## BEGIN Supplied data

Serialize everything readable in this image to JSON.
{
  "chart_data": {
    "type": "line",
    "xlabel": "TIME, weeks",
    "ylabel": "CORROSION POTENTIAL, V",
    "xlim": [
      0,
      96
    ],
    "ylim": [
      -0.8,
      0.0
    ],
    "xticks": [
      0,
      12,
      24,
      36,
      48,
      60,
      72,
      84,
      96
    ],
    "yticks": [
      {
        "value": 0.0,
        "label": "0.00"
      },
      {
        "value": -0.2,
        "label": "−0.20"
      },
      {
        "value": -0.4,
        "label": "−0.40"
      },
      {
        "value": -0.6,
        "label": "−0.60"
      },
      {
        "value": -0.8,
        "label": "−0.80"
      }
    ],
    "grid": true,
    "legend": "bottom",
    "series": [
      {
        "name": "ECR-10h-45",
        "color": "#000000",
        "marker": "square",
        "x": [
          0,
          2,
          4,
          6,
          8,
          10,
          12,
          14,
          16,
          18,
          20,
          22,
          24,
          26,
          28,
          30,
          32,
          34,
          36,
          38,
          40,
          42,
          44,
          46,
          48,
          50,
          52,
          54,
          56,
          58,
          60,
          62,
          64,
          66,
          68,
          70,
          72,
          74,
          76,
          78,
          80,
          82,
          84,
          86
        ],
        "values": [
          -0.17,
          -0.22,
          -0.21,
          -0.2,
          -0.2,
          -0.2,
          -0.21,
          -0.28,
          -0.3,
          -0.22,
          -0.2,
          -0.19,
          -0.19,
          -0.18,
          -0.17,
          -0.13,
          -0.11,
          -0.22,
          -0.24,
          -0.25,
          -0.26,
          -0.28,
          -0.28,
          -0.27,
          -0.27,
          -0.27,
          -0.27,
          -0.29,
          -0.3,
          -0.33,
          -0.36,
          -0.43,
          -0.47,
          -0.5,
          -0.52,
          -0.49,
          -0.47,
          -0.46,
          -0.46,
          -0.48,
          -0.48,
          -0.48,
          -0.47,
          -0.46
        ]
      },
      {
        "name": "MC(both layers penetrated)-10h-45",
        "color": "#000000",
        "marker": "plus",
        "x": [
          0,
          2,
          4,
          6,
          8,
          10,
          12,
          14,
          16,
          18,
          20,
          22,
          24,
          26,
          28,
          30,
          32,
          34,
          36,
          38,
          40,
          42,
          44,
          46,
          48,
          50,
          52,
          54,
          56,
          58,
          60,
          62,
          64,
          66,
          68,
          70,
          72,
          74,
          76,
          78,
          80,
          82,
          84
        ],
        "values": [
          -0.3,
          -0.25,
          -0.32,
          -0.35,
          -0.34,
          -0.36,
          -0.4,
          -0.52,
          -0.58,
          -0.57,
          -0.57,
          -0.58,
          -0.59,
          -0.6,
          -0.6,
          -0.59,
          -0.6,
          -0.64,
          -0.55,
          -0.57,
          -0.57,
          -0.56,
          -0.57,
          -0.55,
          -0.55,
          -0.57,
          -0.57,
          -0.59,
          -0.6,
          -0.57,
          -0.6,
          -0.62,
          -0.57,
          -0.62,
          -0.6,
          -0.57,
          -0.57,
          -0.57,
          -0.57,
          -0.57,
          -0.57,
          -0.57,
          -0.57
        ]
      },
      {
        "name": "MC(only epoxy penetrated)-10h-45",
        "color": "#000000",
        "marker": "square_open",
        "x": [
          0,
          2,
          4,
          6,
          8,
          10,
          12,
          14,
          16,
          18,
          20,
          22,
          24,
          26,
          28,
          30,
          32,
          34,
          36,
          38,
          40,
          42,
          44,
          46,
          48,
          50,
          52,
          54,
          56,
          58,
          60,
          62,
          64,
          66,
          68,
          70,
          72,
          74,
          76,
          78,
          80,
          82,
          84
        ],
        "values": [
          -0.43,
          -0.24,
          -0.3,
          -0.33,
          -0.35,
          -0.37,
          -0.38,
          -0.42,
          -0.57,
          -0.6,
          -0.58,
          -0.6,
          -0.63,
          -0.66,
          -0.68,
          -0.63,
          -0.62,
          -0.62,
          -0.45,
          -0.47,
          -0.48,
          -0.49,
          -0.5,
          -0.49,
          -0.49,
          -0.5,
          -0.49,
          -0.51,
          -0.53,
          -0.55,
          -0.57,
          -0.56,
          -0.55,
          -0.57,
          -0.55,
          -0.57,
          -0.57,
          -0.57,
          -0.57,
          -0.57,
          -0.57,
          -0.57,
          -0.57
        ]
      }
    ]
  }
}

## END Supplied data
## BEGIN Supplied data

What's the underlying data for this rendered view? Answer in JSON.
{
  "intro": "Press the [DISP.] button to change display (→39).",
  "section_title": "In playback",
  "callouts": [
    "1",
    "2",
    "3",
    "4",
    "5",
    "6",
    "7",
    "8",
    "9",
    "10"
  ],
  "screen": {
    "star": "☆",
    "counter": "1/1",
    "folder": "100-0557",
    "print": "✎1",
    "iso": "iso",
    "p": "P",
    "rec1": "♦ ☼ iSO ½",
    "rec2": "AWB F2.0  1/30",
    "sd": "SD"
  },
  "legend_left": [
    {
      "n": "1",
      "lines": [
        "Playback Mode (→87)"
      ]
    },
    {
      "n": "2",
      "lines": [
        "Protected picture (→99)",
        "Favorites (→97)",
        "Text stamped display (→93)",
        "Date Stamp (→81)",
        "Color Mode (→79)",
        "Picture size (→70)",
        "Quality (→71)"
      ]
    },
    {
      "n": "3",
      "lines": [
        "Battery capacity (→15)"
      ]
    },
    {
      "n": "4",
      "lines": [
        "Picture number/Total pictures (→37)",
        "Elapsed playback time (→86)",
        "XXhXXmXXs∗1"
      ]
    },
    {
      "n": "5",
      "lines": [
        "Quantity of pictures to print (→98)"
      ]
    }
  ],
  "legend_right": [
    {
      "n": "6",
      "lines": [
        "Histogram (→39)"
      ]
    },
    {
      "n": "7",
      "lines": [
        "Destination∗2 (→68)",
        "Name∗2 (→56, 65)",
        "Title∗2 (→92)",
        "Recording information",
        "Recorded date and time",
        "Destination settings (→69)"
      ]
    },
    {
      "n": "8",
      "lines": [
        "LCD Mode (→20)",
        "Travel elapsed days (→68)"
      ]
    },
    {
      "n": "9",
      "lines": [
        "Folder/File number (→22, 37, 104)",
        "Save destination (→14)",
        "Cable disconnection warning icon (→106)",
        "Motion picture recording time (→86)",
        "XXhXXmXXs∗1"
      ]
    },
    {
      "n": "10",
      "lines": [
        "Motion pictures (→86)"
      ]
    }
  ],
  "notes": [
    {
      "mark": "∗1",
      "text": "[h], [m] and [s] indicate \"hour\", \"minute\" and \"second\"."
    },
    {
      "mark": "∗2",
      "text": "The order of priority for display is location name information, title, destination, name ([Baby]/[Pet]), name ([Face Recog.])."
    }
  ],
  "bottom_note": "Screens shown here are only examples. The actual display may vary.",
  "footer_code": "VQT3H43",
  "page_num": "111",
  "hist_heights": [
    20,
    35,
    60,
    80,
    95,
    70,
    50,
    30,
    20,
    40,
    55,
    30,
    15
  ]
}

## END Supplied data

■ **Problem statement**
Using the records above, copy each line that contains "Mode".

■ **Task solution**
        "Playback Mode (→87)"
        "Color Mode (→79)",
        "LCD Mode (→20)",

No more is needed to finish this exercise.